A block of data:
◆ ◆ ◆

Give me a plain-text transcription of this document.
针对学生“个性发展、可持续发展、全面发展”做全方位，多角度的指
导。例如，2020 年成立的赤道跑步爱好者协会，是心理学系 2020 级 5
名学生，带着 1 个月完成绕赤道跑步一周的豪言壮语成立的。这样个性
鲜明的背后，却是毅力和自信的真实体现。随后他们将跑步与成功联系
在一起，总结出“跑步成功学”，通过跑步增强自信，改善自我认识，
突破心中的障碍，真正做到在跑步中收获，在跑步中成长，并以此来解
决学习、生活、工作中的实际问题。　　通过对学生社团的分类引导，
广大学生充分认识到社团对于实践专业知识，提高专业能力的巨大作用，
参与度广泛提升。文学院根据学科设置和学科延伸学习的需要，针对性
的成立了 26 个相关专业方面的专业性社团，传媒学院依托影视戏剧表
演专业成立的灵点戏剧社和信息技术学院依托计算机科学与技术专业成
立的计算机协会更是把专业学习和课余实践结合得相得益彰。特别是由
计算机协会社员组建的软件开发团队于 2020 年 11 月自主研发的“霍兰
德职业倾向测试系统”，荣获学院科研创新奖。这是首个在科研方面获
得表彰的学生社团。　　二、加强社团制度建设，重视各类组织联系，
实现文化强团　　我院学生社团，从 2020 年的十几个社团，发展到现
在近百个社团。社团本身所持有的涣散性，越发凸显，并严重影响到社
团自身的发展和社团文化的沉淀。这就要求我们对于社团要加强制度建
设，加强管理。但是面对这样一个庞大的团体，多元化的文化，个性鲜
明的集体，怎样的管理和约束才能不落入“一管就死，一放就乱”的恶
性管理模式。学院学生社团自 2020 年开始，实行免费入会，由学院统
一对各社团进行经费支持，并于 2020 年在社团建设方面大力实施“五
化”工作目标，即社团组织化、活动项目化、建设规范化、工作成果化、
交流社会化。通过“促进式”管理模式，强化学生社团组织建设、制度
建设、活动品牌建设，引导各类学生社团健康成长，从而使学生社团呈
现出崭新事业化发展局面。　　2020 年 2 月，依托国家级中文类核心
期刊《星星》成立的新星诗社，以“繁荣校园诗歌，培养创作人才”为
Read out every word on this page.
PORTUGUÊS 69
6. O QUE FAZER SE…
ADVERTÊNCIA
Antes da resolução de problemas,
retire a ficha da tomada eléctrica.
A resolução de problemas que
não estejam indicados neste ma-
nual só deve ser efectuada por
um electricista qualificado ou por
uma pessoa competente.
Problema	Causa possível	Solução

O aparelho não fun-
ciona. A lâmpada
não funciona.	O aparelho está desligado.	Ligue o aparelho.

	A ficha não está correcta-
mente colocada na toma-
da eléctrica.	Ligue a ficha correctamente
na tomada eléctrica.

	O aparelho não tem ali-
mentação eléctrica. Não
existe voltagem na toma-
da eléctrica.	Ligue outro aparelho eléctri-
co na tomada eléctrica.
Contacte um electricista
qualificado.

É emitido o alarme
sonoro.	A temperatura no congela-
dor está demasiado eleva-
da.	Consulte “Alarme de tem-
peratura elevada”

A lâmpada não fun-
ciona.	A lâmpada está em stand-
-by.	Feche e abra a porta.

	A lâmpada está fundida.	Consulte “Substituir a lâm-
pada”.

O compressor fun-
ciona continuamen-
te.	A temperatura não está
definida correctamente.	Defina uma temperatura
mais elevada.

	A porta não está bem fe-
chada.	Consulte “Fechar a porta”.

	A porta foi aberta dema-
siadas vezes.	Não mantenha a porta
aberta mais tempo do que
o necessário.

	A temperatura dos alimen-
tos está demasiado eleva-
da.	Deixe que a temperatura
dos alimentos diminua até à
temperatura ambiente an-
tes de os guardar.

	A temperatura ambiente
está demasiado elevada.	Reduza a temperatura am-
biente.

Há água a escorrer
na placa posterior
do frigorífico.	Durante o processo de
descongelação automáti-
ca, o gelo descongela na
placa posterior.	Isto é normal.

◆ ◆ ◆

Work required: Each record above should be repeated exactly as it appears.

Written solution:
Give me a plain-text transcription of this document.
针对学生“个性发展、可持续发展、全面发展”做全方位，多角度的指
导。例如，2020 年成立的赤道跑步爱好者协会，是心理学系 2020 级 5
名学生，带着 1 个月完成绕赤道跑步一周的豪言壮语成立的。这样个性
鲜明的背后，却是毅力和自信的真实体现。随后他们将跑步与成功联系
在一起，总结出“跑步成功学”，通过跑步增强自信，改善自我认识，
突破心中的障碍，真正做到在跑步中收获，在跑步中成长，并以此来解
决学习、生活、工作中的实际问题。　　通过对学生社团的分类引导，
广大学生充分认识到社团对于实践专业知识，提高专业能力的巨大作用，
参与度广泛提升。文学院根据学科设置和学科延伸学习的需要，针对性
的成立了 26 个相关专业方面的专业性社团，传媒学院依托影视戏剧表
演专业成立的灵点戏剧社和信息技术学院依托计算机科学与技术专业成
立的计算机协会更是把专业学习和课余实践结合得相得益彰。特别是由
计算机协会社员组建的软件开发团队于 2020 年 11 月自主研发的“霍兰
德职业倾向测试系统”，荣获学院科研创新奖。这是首个在科研方面获
得表彰的学生社团。　　二、加强社团制度建设，重视各类组织联系，
实现文化强团　　我院学生社团，从 2020 年的十几个社团，发展到现
在近百个社团。社团本身所持有的涣散性，越发凸显，并严重影响到社
团自身的发展和社团文化的沉淀。这就要求我们对于社团要加强制度建
设，加强管理。但是面对这样一个庞大的团体，多元化的文化，个性鲜
明的集体，怎样的管理和约束才能不落入“一管就死，一放就乱”的恶
性管理模式。学院学生社团自 2020 年开始，实行免费入会，由学院统
一对各社团进行经费支持，并于 2020 年在社团建设方面大力实施“五
化”工作目标，即社团组织化、活动项目化、建设规范化、工作成果化、
交流社会化。通过“促进式”管理模式，强化学生社团组织建设、制度
建设、活动品牌建设，引导各类学生社团健康成长，从而使学生社团呈
现出崭新事业化发展局面。　　2020 年 2 月，依托国家级中文类核心
期刊《星星》成立的新星诗社，以“繁荣校园诗歌，培养创作人才”为
Read out every word on this page.
PORTUGUÊS 69
6. O QUE FAZER SE…
ADVERTÊNCIA
Antes da resolução de problemas,
retire a ficha da tomada eléctrica.
A resolução de problemas que
não estejam indicados neste ma-
nual só deve ser efectuada por
um electricista qualificado ou por
uma pessoa competente.
Problema	Causa possível	Solução

O aparelho não fun-
ciona. A lâmpada
não funciona.	O aparelho está desligado.	Ligue o aparelho.

	A ficha não está correcta-
mente colocada na toma-
da eléctrica.	Ligue a ficha correctamente
na tomada eléctrica.

	O aparelho não tem ali-
mentação eléctrica. Não
existe voltagem na toma-
da eléctrica.	Ligue outro aparelho eléctri-
co na tomada eléctrica.
Contacte um electricista
qualificado.

É emitido o alarme
sonoro.	A temperatura no congela-
dor está demasiado eleva-
da.	Consulte “Alarme de tem-
peratura elevada”

A lâmpada não fun-
ciona.	A lâmpada está em stand-
-by.	Feche e abra a porta.

	A lâmpada está fundida.	Consulte “Substituir a lâm-
pada”.

O compressor fun-
ciona continuamen-
te.	A temperatura não está
definida correctamente.	Defina uma temperatura
mais elevada.

	A porta não está bem fe-
chada.	Consulte “Fechar a porta”.

	A porta foi aberta dema-
siadas vezes.	Não mantenha a porta
aberta mais tempo do que
o necessário.

	A temperatura dos alimen-
tos está demasiado eleva-
da.	Deixe que a temperatura
dos alimentos diminua até à
temperatura ambiente an-
tes de os guardar.

	A temperatura ambiente
está demasiado elevada.	Reduza a temperatura am-
biente.

Há água a escorrer
na placa posterior
do frigorífico.	Durante o processo de
descongelação automáti-
ca, o gelo descongela na
placa posterior.	Isto é normal.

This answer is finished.